--- START OF EXTRACTED ENTRIES ---
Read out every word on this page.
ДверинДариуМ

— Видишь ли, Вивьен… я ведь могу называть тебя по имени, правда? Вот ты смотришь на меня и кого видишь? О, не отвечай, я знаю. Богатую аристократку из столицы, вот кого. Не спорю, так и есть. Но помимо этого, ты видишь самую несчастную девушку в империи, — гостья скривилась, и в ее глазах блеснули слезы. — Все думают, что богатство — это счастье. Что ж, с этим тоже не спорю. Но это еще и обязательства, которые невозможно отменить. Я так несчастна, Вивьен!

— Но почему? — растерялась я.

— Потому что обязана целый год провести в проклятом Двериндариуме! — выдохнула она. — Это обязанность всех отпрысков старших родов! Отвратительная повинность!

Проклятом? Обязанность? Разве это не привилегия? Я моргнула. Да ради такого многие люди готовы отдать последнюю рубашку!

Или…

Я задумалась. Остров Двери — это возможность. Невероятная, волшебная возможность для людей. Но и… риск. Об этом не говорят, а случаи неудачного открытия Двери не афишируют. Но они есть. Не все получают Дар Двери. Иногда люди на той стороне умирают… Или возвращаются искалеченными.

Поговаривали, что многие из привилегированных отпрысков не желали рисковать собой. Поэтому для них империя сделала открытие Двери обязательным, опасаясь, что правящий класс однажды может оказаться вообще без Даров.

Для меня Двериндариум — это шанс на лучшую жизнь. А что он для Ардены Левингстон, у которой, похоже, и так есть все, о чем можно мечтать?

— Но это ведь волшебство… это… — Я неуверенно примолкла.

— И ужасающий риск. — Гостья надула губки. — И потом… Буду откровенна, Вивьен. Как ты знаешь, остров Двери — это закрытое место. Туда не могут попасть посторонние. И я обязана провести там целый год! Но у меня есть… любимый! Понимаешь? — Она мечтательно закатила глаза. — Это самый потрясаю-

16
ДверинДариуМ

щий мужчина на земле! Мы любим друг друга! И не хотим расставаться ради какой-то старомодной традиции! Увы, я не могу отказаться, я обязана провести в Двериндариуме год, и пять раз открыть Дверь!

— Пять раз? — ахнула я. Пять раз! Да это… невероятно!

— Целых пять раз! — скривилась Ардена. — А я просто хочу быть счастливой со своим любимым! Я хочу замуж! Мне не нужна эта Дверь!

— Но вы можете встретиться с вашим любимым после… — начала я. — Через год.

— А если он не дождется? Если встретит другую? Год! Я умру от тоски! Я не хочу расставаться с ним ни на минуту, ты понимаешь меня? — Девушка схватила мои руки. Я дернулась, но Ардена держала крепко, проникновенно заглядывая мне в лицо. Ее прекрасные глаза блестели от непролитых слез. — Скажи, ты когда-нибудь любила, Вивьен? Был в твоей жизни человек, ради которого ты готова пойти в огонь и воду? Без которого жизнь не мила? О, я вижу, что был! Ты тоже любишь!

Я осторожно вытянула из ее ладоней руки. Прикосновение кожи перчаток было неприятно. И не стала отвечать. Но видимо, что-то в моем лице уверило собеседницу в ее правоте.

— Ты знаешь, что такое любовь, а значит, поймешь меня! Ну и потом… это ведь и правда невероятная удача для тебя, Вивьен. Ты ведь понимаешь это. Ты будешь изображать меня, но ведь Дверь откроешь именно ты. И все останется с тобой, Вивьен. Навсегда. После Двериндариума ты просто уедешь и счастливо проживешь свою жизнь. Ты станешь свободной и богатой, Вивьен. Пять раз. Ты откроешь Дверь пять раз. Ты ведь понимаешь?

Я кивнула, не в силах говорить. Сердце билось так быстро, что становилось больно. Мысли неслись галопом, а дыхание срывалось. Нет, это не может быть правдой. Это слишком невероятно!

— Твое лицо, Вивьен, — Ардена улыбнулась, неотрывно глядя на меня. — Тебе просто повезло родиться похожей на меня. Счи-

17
--- END OF EXTRACTED ENTRIES ---
EXERCISE INSTRUCTIONS: Copy out the whole listing exactly; please set it all down.

EXERCISE ANSWER:
Read out every word on this page.
ДверинДариуМ

— Видишь ли, Вивьен… я ведь могу называть тебя по имени, правда? Вот ты смотришь на меня и кого видишь? О, не отвечай, я знаю. Богатую аристократку из столицы, вот кого. Не спорю, так и есть. Но помимо этого, ты видишь самую несчастную девушку в империи, — гостья скривилась, и в ее глазах блеснули слезы. — Все думают, что богатство — это счастье. Что ж, с этим тоже не спорю. Но это еще и обязательства, которые невозможно отменить. Я так несчастна, Вивьен!

— Но почему? — растерялась я.

— Потому что обязана целый год провести в проклятом Двериндариуме! — выдохнула она. — Это обязанность всех отпрысков старших родов! Отвратительная повинность!

Проклятом? Обязанность? Разве это не привилегия? Я моргнула. Да ради такого многие люди готовы отдать последнюю рубашку!

Или…

Я задумалась. Остров Двери — это возможность. Невероятная, волшебная возможность для людей. Но и… риск. Об этом не говорят, а случаи неудачного открытия Двери не афишируют. Но они есть. Не все получают Дар Двери. Иногда люди на той стороне умирают… Или возвращаются искалеченными.

Поговаривали, что многие из привилегированных отпрысков не желали рисковать собой. Поэтому для них империя сделала открытие Двери обязательным, опасаясь, что правящий класс однажды может оказаться вообще без Даров.

Для меня Двериндариум — это шанс на лучшую жизнь. А что он для Ардены Левингстон, у которой, похоже, и так есть все, о чем можно мечтать?

— Но это ведь волшебство… это… — Я неуверенно примолкла.

— И ужасающий риск. — Гостья надула губки. — И потом… Буду откровенна, Вивьен. Как ты знаешь, остров Двери — это закрытое место. Туда не могут попасть посторонние. И я обязана провести там целый год! Но у меня есть… любимый! Понимаешь? — Она мечтательно закатила глаза. — Это самый потрясаю-

16
ДверинДариуМ

щий мужчина на земле! Мы любим друг друга! И не хотим расставаться ради какой-то старомодной традиции! Увы, я не могу отказаться, я обязана провести в Двериндариуме год, и пять раз открыть Дверь!

— Пять раз? — ахнула я. Пять раз! Да это… невероятно!

— Целых пять раз! — скривилась Ардена. — А я просто хочу быть счастливой со своим любимым! Я хочу замуж! Мне не нужна эта Дверь!

— Но вы можете встретиться с вашим любимым после… — начала я. — Через год.

— А если он не дождется? Если встретит другую? Год! Я умру от тоски! Я не хочу расставаться с ним ни на минуту, ты понимаешь меня? — Девушка схватила мои руки. Я дернулась, но Ардена держала крепко, проникновенно заглядывая мне в лицо. Ее прекрасные глаза блестели от непролитых слез. — Скажи, ты когда-нибудь любила, Вивьен? Был в твоей жизни человек, ради которого ты готова пойти в огонь и воду? Без которого жизнь не мила? О, я вижу, что был! Ты тоже любишь!

Я осторожно вытянула из ее ладоней руки. Прикосновение кожи перчаток было неприятно. И не стала отвечать. Но видимо, что-то в моем лице уверило собеседницу в ее правоте.

— Ты знаешь, что такое любовь, а значит, поймешь меня! Ну и потом… это ведь и правда невероятная удача для тебя, Вивьен. Ты ведь понимаешь это. Ты будешь изображать меня, но ведь Дверь откроешь именно ты. И все останется с тобой, Вивьен. Навсегда. После Двериндариума ты просто уедешь и счастливо проживешь свою жизнь. Ты станешь свободной и богатой, Вивьен. Пять раз. Ты откроешь Дверь пять раз. Ты ведь понимаешь?

Я кивнула, не в силах говорить. Сердце билось так быстро, что становилось больно. Мысли неслись галопом, а дыхание срывалось. Нет, это не может быть правдой. Это слишком невероятно!

— Твое лицо, Вивьен, — Ардена улыбнулась, неотрывно глядя на меня. — Тебе просто повезло родиться похожей на меня. Счи-

17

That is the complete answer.